• **Task goal**: Give the number of lines in the records below that include "name", and nothing more.

• **Data shown**:

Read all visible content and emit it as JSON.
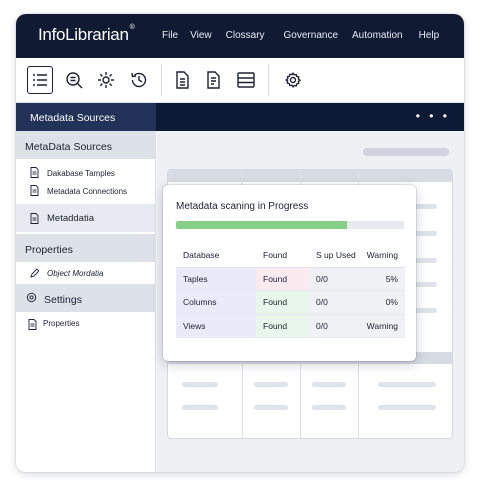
{
  "app": {
    "name": "InfoLibrarian",
    "trademark": "®"
  },
  "menu": [
    "File",
    "View",
    "Clossary",
    "Governance",
    "Automation",
    "Help"
  ],
  "toolbar": {
    "icons": [
      "list-icon",
      "search-doc-icon",
      "settings-cog-icon",
      "history-icon",
      "document-icon",
      "document-lines-icon",
      "layout-icon",
      "gear-icon"
    ]
  },
  "header": {
    "title": "Metadata Sources",
    "more": "• • •"
  },
  "sidebar": {
    "metadata_sources": {
      "label": "MetaData Sources",
      "items": [
        "Dakabase Tamples",
        "Metadata Connections"
      ]
    },
    "metaddatia": "Metaddatia",
    "properties": {
      "label": "Properties",
      "items": [
        "Object Mordatia"
      ]
    },
    "settings": {
      "label": "Settings",
      "items": [
        "Properties"
      ]
    }
  },
  "dialog": {
    "title": "Metadata scaning in Progress",
    "progress_percent": 75,
    "columns": [
      "Database",
      "Found",
      "S up Used",
      "Warning"
    ],
    "rows": [
      {
        "name": "Taples",
        "found": "Found",
        "sup_used": "0/0",
        "warning": "5%"
      },
      {
        "name": "Columns",
        "found": "Found",
        "sup_used": "0/0",
        "warning": "0%"
      },
      {
        "name": "Views",
        "found": "Found",
        "sup_used": "0/0",
        "warning": "Warning"
      }
    ]
  },
  "colors": {
    "titlebar": "#111a33",
    "accent_progress": "#86cf86",
    "found_pink": "#e0578a",
    "found_green": "#2e9d47"
  }
}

• **Result of this task**: 4